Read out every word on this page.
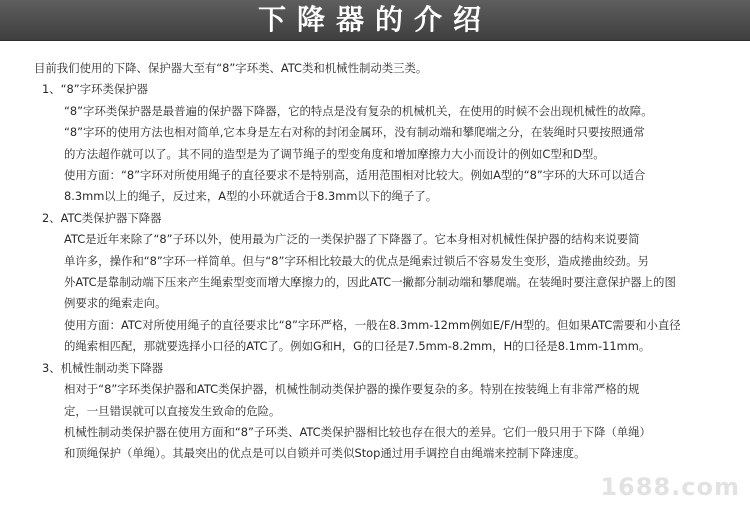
下降器的介绍
目前我们使用的下降、保护器大至有“8”字环类、ATC类和机械性制动类三类。
1、“8”字环类保护器
“8”字环类保护器是最普遍的保护器下降器，它的特点是没有复杂的机械机关，在使用的时候不会出现机械性的故障。
“8”字环的使用方法也相对简单,它本身是左右对称的封闭金属环，没有制动端和攀爬端之分，在装绳时只要按照通常
的方法超作就可以了。其不同的造型是为了调节绳子的型变角度和增加摩擦力大小而设计的例如C型和D型。
使用方面：“8”字环对所使用绳子的直径要求不是特别高，适用范围相对比较大。例如A型的“8”字环的大环可以适合
8.3mm以上的绳子，反过来，A型的小环就适合于8.3mm以下的绳子了。
2、ATC类保护器下降器
ATC是近年来除了“8”子环以外，使用最为广泛的一类保护器了下降器了。它本身相对机械性保护器的结构来说要简
单许多，操作和“8”字环一样简单。但与“8”字环相比较最大的优点是绳索过锁后不容易发生变形，造成捲曲绞劲。另
外ATC是靠制动端下压来产生绳索型变而增大摩擦力的，因此ATC一撇都分制动端和攀爬端。在装绳时要注意保护器上的图
例要求的绳索走向。
使用方面：ATC对所使用绳子的直径要求比“8”字环严格，一般在8.3mm-12mm例如E/F/H型的。但如果ATC需要和小直径
的绳索相匹配，那就要选择小口径的ATC了。例如G和H，G的口径是7.5mm-8.2mm，H的口径是8.1mm-11mm。
3、机械性制动类下降器
相对于“8”字环类保护器和ATC类保护器，机械性制动类保护器的操作要复杂的多。特别在按装绳上有非常严格的规
定，一旦错误就可以直接发生致命的危险。
机械性制动类保护器在使用方面和“8”子环类、ATC类保护器相比较也存在很大的差异。它们一般只用于下降（单绳）
和顶绳保护（单绳）。其最突出的优点是可以自锁并可类似Stop通过用手调控自由绳端来控制下降速度。
1688.com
--- --- ---
◆ **AIM**: Each record above should come back exactly the same, only without its pictures.

◆ **TASK SOLUTION**:
Read out every word on this page.
下降器的介绍
目前我们使用的下降、保护器大至有“8”字环类、ATC类和机械性制动类三类。
1、“8”字环类保护器
“8”字环类保护器是最普遍的保护器下降器，它的特点是没有复杂的机械机关，在使用的时候不会出现机械性的故障。
“8”字环的使用方法也相对简单,它本身是左右对称的封闭金属环，没有制动端和攀爬端之分，在装绳时只要按照通常
的方法超作就可以了。其不同的造型是为了调节绳子的型变角度和增加摩擦力大小而设计的例如C型和D型。
使用方面：“8”字环对所使用绳子的直径要求不是特别高，适用范围相对比较大。例如A型的“8”字环的大环可以适合
8.3mm以上的绳子，反过来，A型的小环就适合于8.3mm以下的绳子了。
2、ATC类保护器下降器
ATC是近年来除了“8”子环以外，使用最为广泛的一类保护器了下降器了。它本身相对机械性保护器的结构来说要简
单许多，操作和“8”字环一样简单。但与“8”字环相比较最大的优点是绳索过锁后不容易发生变形，造成捲曲绞劲。另
外ATC是靠制动端下压来产生绳索型变而增大摩擦力的，因此ATC一撇都分制动端和攀爬端。在装绳时要注意保护器上的图
例要求的绳索走向。
使用方面：ATC对所使用绳子的直径要求比“8”字环严格，一般在8.3mm-12mm例如E/F/H型的。但如果ATC需要和小直径
的绳索相匹配，那就要选择小口径的ATC了。例如G和H，G的口径是7.5mm-8.2mm，H的口径是8.1mm-11mm。
3、机械性制动类下降器
相对于“8”字环类保护器和ATC类保护器，机械性制动类保护器的操作要复杂的多。特别在按装绳上有非常严格的规
定，一旦错误就可以直接发生致命的危险。
机械性制动类保护器在使用方面和“8”子环类、ATC类保护器相比较也存在很大的差异。它们一般只用于下降（单绳）
和顶绳保护（单绳）。其最突出的优点是可以自锁并可类似Stop通过用手调控自由绳端来控制下降速度。
1688.com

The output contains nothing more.